- _Directions_
Transcribe the material word for word, but without the images.

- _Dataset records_
· · · · ·

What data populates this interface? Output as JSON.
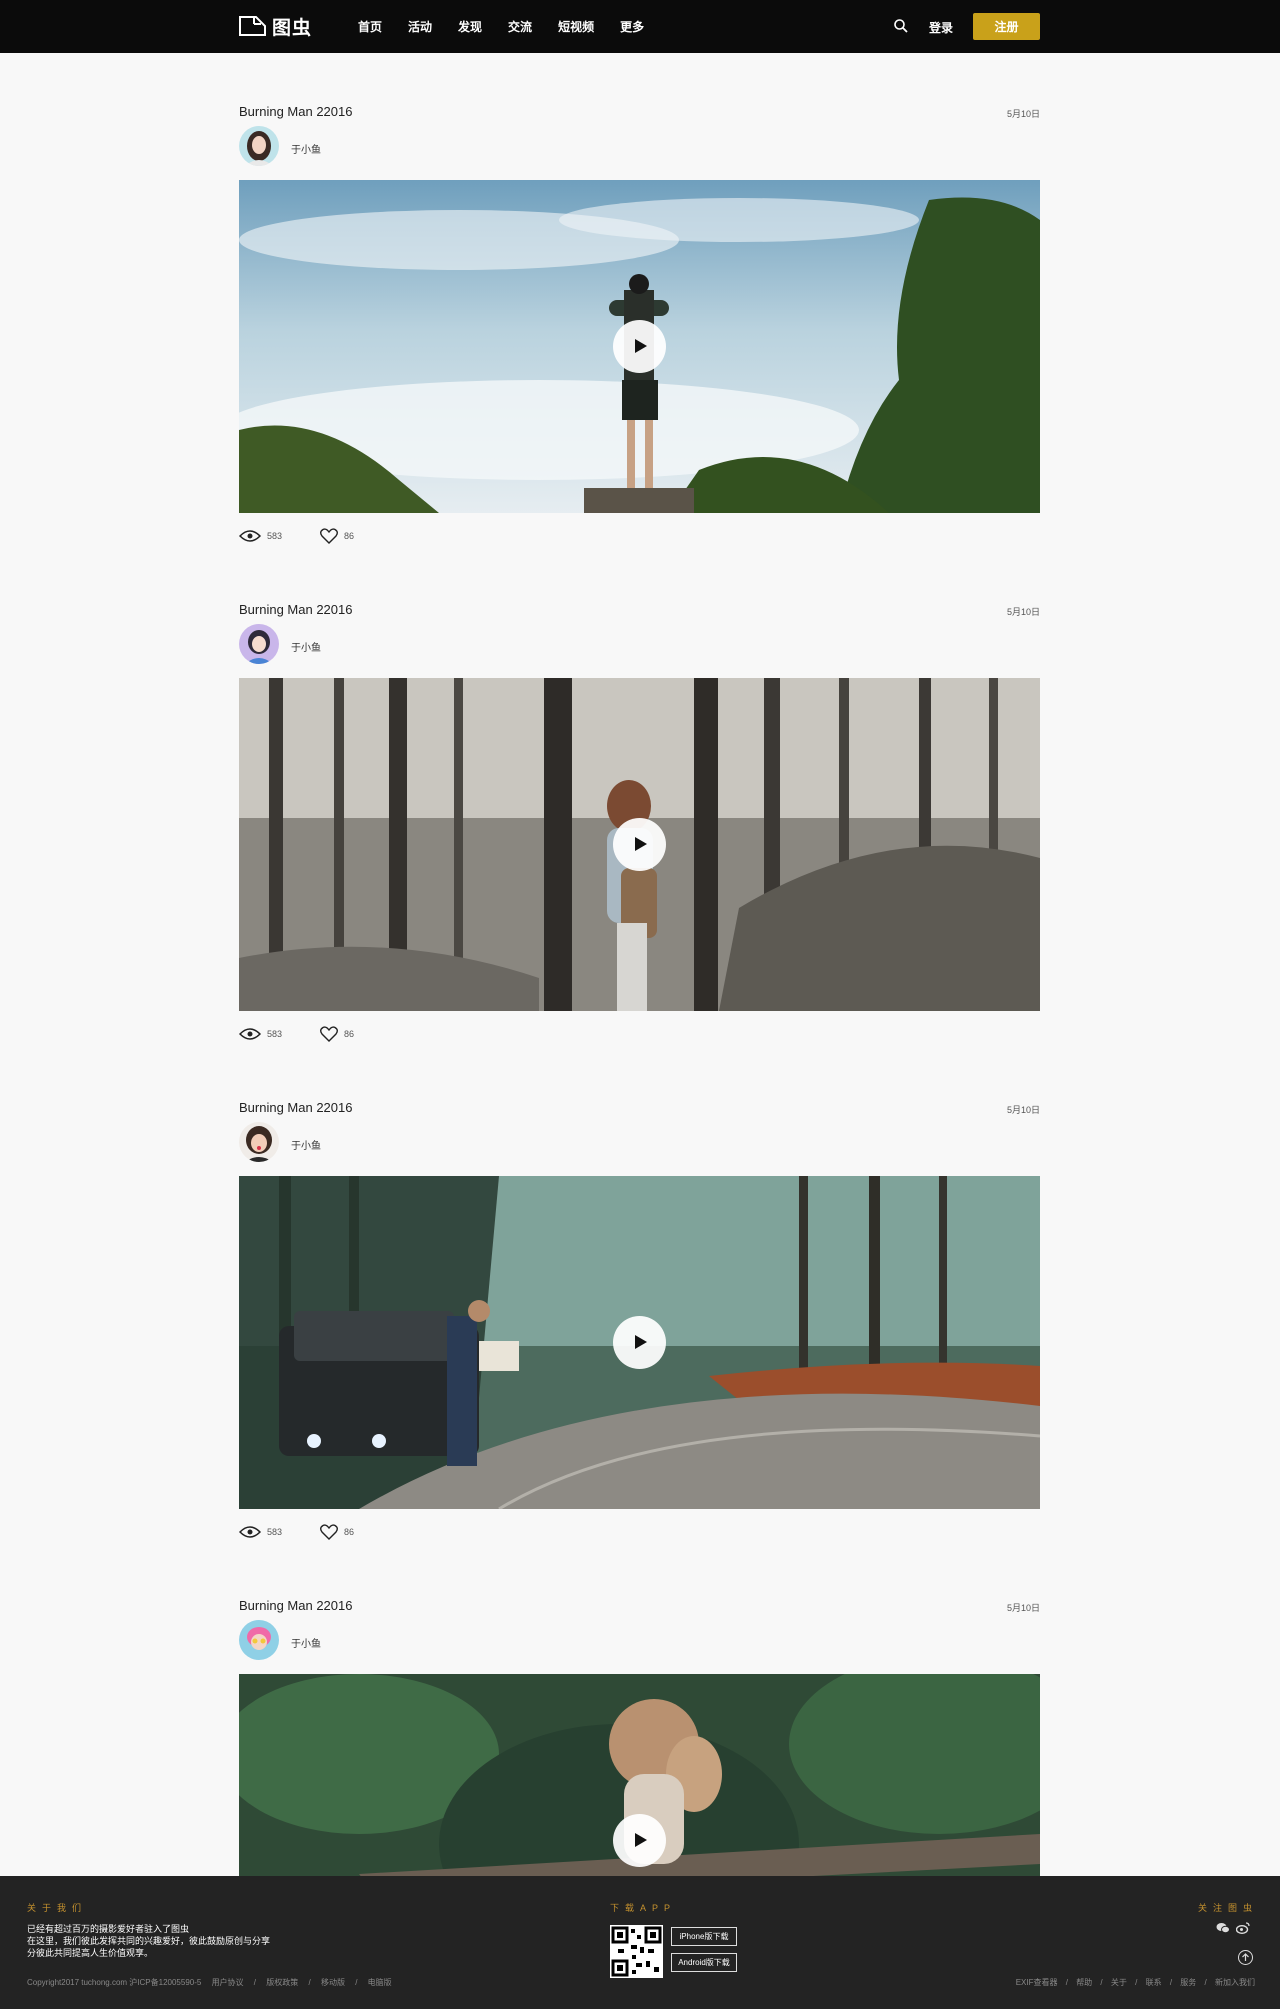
{
  "header": {
    "logo_text": "图虫",
    "nav": [
      "首页",
      "活动",
      "发现",
      "交流",
      "短视频",
      "更多"
    ],
    "login": "登录",
    "signup": "注册"
  },
  "posts": [
    {
      "title": "Burning Man 22016",
      "date": "5月10日",
      "author": "于小鱼",
      "views": "583",
      "likes": "86"
    },
    {
      "title": "Burning Man 22016",
      "date": "5月10日",
      "author": "于小鱼",
      "views": "583",
      "likes": "86"
    },
    {
      "title": "Burning Man 22016",
      "date": "5月10日",
      "author": "于小鱼",
      "views": "583",
      "likes": "86"
    },
    {
      "title": "Burning Man 22016",
      "date": "5月10日",
      "author": "于小鱼"
    }
  ],
  "footer": {
    "about_heading": "关于我们",
    "about_line1": "已经有超过百万的摄影爱好者驻入了图虫",
    "about_line2": "在这里，我们彼此发挥共同的兴趣爱好，彼此鼓励原创与分享",
    "about_line3": "分彼此共同提高人生价值观享。",
    "download_heading": "下载APP",
    "iphone_label": "iPhone版下载",
    "android_label": "Android版下载",
    "follow_heading": "关注图虫",
    "copyright": "Copyright2017 tuchong.com 沪ICP备12005590-5",
    "bottom_links": [
      "用户协议",
      "/",
      "版权政策",
      "/",
      "移动版",
      "/",
      "电脑版"
    ],
    "right_links": [
      "EXIF查看器",
      "/",
      "帮助",
      "/",
      "关于",
      "/",
      "联系",
      "/",
      "服务",
      "/",
      "新加入我们"
    ]
  }
}
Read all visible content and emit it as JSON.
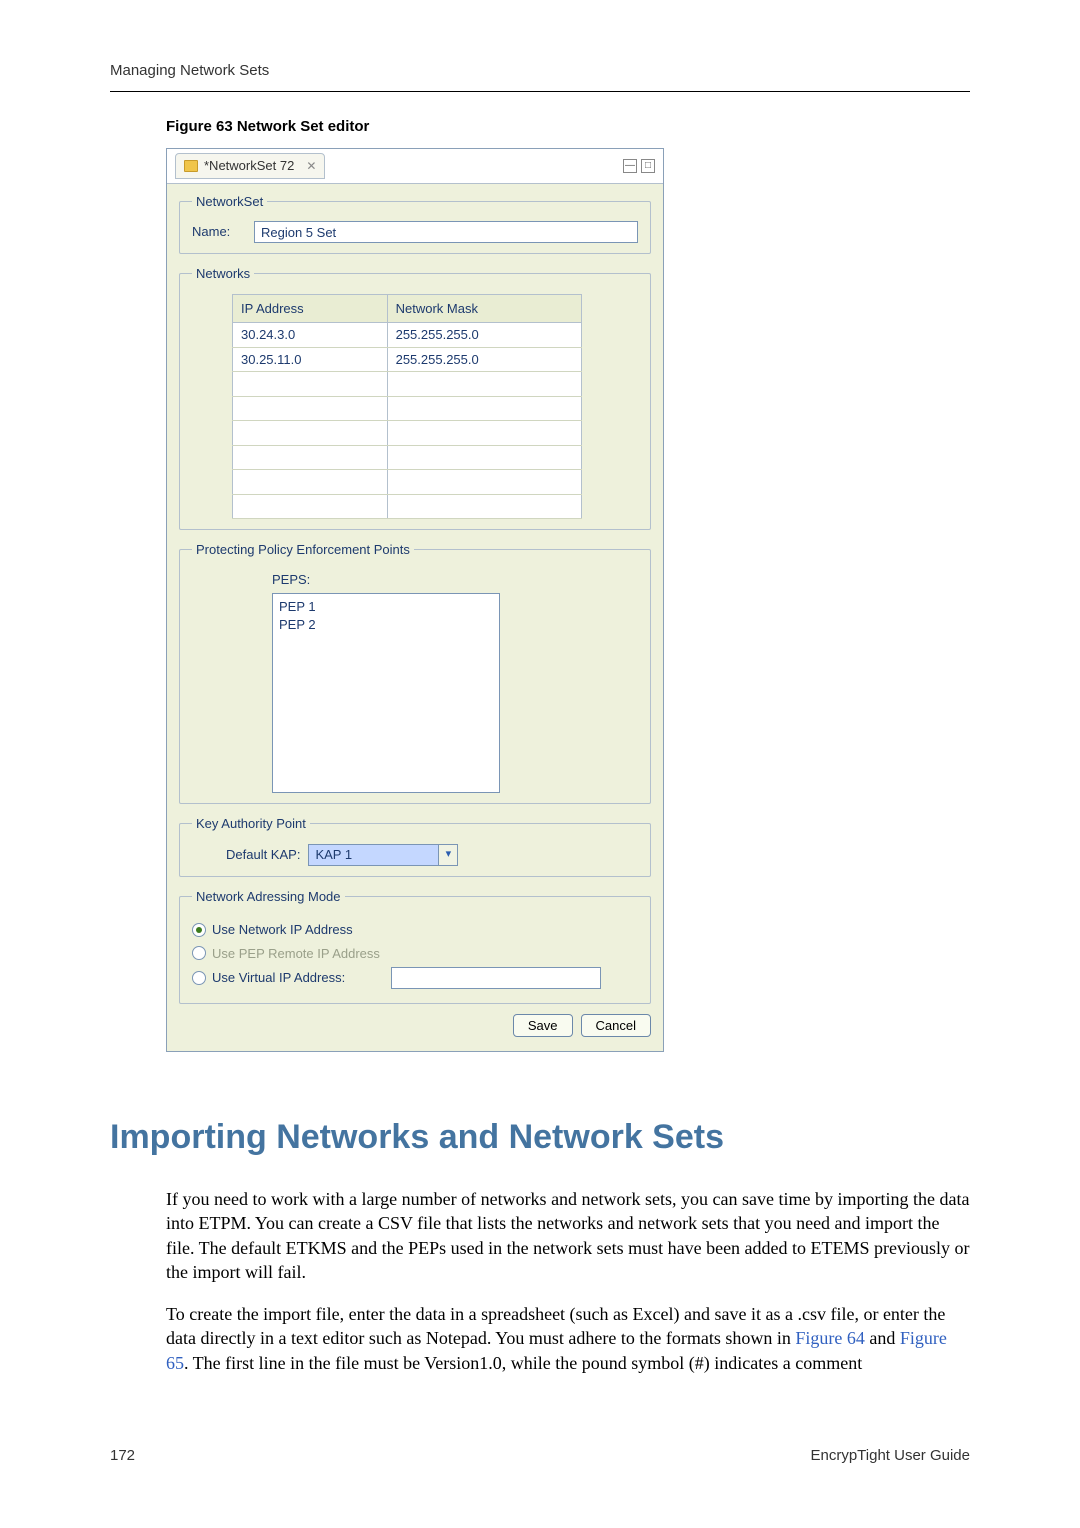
{
  "page_header": "Managing Network Sets",
  "figure_caption": "Figure 63    Network Set editor",
  "editor": {
    "tab_title": "*NetworkSet 72",
    "fieldset_networkset": "NetworkSet",
    "name_label": "Name:",
    "name_value": "Region 5 Set",
    "fieldset_networks": "Networks",
    "table_headers": {
      "ip": "IP Address",
      "mask": "Network Mask"
    },
    "table_rows": [
      {
        "ip": "30.24.3.0",
        "mask": "255.255.255.0"
      },
      {
        "ip": "30.25.11.0",
        "mask": "255.255.255.0"
      }
    ],
    "fieldset_peps": "Protecting Policy Enforcement Points",
    "peps_label": "PEPS:",
    "peps_items": [
      "PEP 1",
      "PEP 2"
    ],
    "fieldset_kap": "Key Authority Point",
    "kap_label": "Default KAP:",
    "kap_value": "KAP 1",
    "fieldset_mode": "Network Adressing Mode",
    "mode_use_network": "Use Network IP Address",
    "mode_use_pep": "Use PEP Remote IP Address",
    "mode_use_virtual": "Use Virtual IP Address:",
    "save_label": "Save",
    "cancel_label": "Cancel"
  },
  "section_heading": "Importing Networks and Network Sets",
  "para1": "If you need to work with a large number of networks and network sets, you can save time by importing the data into ETPM. You can create a CSV file that lists the networks and network sets that you need and import the file. The default ETKMS and the PEPs used in the network sets must have been added to ETEMS previously or the import will fail.",
  "para2_a": "To create the import file, enter the data in a spreadsheet (such as Excel) and save it as a .csv file, or enter the data directly in a text editor such as Notepad. You must adhere to the formats shown in ",
  "para2_link1": "Figure 64",
  "para2_b": " and ",
  "para2_link2": "Figure 65",
  "para2_c": ". The first line in the file must be Version1.0, while the pound symbol (#) indicates a comment",
  "footer_page": "172",
  "footer_doc": "EncrypTight User Guide"
}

· · · · ·

- _Exercise answer_
What data populates this interface? Output as JSON.
{
  "header": {
    "logo_text": "图虫",
    "nav": [
      "首页",
      "活动",
      "发现",
      "交流",
      "短视频",
      "更多"
    ],
    "login": "登录",
    "signup": "注册"
  },
  "posts": [
    {
      "title": "Burning Man 22016",
      "date": "5月10日",
      "author": "于小鱼",
      "views": "583",
      "likes": "86"
    },
    {
      "title": "Burning Man 22016",
      "date": "5月10日",
      "author": "于小鱼",
      "views": "583",
      "likes": "86"
    },
    {
      "title": "Burning Man 22016",
      "date": "5月10日",
      "author": "于小鱼",
      "views": "583",
      "likes": "86"
    },
    {
      "title": "Burning Man 22016",
      "date": "5月10日",
      "author": "于小鱼"
    }
  ],
  "footer": {
    "about_heading": "关于我们",
    "about_line1": "已经有超过百万的摄影爱好者驻入了图虫",
    "about_line2": "在这里，我们彼此发挥共同的兴趣爱好，彼此鼓励原创与分享",
    "about_line3": "分彼此共同提高人生价值观享。",
    "download_heading": "下载APP",
    "iphone_label": "iPhone版下载",
    "android_label": "Android版下载",
    "follow_heading": "关注图虫",
    "copyright": "Copyright2017 tuchong.com 沪ICP备12005590-5",
    "bottom_links": [
      "用户协议",
      "/",
      "版权政策",
      "/",
      "移动版",
      "/",
      "电脑版"
    ],
    "right_links": [
      "EXIF查看器",
      "/",
      "帮助",
      "/",
      "关于",
      "/",
      "联系",
      "/",
      "服务",
      "/",
      "新加入我们"
    ]
  }
}
Read all visible content and emit it as JSON.
{
  "page_header": "Managing Network Sets",
  "figure_caption": "Figure 63    Network Set editor",
  "editor": {
    "tab_title": "*NetworkSet 72",
    "fieldset_networkset": "NetworkSet",
    "name_label": "Name:",
    "name_value": "Region 5 Set",
    "fieldset_networks": "Networks",
    "table_headers": {
      "ip": "IP Address",
      "mask": "Network Mask"
    },
    "table_rows": [
      {
        "ip": "30.24.3.0",
        "mask": "255.255.255.0"
      },
      {
        "ip": "30.25.11.0",
        "mask": "255.255.255.0"
      }
    ],
    "fieldset_peps": "Protecting Policy Enforcement Points",
    "peps_label": "PEPS:",
    "peps_items": [
      "PEP 1",
      "PEP 2"
    ],
    "fieldset_kap": "Key Authority Point",
    "kap_label": "Default KAP:",
    "kap_value": "KAP 1",
    "fieldset_mode": "Network Adressing Mode",
    "mode_use_network": "Use Network IP Address",
    "mode_use_pep": "Use PEP Remote IP Address",
    "mode_use_virtual": "Use Virtual IP Address:",
    "save_label": "Save",
    "cancel_label": "Cancel"
  },
  "section_heading": "Importing Networks and Network Sets",
  "para1": "If you need to work with a large number of networks and network sets, you can save time by importing the data into ETPM. You can create a CSV file that lists the networks and network sets that you need and import the file. The default ETKMS and the PEPs used in the network sets must have been added to ETEMS previously or the import will fail.",
  "para2_a": "To create the import file, enter the data in a spreadsheet (such as Excel) and save it as a .csv file, or enter the data directly in a text editor such as Notepad. You must adhere to the formats shown in ",
  "para2_link1": "Figure 64",
  "para2_b": " and ",
  "para2_link2": "Figure 65",
  "para2_c": ". The first line in the file must be Version1.0, while the pound symbol (#) indicates a comment",
  "footer_page": "172",
  "footer_doc": "EncrypTight User Guide"
}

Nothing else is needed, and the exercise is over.